• **PROVIDED INFORMATION**
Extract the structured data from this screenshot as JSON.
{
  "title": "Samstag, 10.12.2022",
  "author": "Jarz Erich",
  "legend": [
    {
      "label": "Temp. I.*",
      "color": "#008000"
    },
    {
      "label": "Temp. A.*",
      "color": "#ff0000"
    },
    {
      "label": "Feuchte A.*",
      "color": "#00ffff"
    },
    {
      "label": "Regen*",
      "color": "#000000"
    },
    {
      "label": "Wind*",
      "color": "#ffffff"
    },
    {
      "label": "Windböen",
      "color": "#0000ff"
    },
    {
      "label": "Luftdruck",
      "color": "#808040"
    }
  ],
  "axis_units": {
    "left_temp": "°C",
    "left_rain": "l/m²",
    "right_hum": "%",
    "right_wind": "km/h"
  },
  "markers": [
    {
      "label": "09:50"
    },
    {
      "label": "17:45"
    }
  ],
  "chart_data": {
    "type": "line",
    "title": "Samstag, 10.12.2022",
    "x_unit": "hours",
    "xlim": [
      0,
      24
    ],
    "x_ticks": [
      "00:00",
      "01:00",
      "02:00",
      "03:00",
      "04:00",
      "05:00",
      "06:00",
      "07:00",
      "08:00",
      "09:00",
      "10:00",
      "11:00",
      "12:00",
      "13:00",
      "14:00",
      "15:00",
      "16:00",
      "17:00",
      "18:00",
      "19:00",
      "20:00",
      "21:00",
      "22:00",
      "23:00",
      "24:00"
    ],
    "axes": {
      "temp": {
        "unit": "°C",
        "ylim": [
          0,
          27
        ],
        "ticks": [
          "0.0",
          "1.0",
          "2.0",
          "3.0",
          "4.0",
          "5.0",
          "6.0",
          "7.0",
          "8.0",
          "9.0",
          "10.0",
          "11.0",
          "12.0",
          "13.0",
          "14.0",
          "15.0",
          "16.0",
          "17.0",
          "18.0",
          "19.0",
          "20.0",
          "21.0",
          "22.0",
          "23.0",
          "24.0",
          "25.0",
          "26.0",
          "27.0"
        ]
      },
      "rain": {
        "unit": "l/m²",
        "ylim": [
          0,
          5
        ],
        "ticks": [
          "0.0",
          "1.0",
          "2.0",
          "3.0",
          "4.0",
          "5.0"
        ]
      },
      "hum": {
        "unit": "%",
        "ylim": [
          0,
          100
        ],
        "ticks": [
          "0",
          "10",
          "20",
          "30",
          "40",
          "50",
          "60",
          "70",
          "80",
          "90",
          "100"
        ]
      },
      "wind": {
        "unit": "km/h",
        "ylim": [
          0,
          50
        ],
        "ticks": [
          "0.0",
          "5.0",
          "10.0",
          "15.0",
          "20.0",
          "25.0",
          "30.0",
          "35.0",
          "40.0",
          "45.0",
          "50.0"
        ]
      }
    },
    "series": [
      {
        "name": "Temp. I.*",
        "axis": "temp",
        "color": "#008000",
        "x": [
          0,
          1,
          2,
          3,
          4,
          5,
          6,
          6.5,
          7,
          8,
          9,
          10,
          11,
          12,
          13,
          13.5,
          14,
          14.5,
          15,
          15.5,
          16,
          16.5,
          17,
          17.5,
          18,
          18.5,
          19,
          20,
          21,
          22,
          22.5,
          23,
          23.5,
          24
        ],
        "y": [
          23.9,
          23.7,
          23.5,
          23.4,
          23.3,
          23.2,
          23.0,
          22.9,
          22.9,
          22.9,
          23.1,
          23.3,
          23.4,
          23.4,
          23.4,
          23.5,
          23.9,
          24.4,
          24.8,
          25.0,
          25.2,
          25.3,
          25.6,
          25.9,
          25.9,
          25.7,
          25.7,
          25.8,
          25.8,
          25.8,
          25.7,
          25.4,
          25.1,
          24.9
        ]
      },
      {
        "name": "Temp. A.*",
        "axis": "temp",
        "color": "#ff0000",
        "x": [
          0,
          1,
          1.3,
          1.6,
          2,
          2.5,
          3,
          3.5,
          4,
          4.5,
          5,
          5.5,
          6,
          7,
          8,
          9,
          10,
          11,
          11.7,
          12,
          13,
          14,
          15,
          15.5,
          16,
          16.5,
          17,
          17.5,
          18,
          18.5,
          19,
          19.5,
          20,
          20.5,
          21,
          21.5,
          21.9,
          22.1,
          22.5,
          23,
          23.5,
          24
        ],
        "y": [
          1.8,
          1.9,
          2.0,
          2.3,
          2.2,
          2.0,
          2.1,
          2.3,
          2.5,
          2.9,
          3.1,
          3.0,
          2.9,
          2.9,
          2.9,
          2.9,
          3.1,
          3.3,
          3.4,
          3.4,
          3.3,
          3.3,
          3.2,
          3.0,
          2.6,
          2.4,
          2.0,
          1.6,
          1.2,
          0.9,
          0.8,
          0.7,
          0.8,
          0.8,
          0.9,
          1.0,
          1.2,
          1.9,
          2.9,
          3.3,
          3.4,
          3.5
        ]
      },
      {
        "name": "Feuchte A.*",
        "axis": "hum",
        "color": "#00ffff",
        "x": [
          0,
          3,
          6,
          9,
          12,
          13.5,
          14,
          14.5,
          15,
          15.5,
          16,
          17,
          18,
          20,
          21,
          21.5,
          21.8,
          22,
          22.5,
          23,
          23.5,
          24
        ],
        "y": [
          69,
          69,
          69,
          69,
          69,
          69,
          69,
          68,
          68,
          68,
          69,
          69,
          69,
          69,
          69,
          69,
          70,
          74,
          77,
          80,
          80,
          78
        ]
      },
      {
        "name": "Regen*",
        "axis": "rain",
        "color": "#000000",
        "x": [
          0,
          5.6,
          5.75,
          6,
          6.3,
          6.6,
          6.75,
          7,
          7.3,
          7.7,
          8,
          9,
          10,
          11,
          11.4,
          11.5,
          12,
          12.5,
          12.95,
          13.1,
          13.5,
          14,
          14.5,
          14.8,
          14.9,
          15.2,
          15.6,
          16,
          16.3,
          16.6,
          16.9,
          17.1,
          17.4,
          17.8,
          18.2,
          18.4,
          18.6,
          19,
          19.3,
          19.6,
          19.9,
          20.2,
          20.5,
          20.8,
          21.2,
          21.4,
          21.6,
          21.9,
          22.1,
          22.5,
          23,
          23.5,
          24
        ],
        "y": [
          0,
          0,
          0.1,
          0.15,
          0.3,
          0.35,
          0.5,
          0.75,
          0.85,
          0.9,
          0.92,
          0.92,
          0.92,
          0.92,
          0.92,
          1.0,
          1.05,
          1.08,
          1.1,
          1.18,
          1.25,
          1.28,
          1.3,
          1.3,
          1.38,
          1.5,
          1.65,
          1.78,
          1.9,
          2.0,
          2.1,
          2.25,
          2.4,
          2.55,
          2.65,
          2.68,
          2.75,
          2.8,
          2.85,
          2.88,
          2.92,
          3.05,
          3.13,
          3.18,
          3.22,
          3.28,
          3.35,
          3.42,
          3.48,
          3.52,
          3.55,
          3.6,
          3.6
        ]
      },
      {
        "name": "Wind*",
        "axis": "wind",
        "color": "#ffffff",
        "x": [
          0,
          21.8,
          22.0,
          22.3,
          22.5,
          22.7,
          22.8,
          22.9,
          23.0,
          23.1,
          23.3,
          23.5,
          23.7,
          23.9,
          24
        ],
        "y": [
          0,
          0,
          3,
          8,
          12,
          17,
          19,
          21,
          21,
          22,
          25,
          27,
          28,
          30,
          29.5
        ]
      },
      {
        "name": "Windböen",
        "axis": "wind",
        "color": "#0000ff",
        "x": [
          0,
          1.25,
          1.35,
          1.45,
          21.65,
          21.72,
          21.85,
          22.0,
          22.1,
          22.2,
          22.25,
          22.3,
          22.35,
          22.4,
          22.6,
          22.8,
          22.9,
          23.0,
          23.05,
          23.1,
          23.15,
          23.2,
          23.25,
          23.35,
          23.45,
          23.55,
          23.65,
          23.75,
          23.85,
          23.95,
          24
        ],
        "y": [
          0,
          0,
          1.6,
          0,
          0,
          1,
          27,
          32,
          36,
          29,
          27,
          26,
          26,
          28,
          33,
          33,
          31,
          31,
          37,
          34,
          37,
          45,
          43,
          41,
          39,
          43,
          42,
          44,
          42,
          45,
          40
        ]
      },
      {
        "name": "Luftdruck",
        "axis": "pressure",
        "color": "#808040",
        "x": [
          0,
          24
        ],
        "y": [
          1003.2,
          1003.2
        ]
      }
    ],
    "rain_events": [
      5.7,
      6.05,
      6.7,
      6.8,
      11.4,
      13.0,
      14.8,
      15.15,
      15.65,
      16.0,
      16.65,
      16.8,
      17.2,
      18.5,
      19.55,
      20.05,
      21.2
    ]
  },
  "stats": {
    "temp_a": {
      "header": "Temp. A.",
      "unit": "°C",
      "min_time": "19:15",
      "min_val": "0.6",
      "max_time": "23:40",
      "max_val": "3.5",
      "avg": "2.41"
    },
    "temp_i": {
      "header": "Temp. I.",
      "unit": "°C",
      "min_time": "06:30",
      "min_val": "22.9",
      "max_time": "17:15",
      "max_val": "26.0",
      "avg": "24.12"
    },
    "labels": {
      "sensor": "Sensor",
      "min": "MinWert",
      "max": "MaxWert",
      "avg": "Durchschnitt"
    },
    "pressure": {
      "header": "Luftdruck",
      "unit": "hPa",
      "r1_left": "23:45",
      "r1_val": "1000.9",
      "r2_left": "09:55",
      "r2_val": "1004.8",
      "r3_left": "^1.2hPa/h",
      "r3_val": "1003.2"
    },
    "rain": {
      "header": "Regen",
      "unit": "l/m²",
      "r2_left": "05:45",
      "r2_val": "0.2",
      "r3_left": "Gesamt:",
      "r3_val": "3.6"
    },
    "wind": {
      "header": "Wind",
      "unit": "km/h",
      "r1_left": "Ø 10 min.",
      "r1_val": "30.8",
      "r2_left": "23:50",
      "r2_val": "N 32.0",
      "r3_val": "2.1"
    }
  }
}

• **SHORT EXERCISE**
Show every line of the records above that contains the word "header".

• **WRITTEN ANSWER**
      "header": "Temp. A.",
      "header": "Temp. I.",
      "header": "Luftdruck",
      "header": "Regen",
      "header": "Wind",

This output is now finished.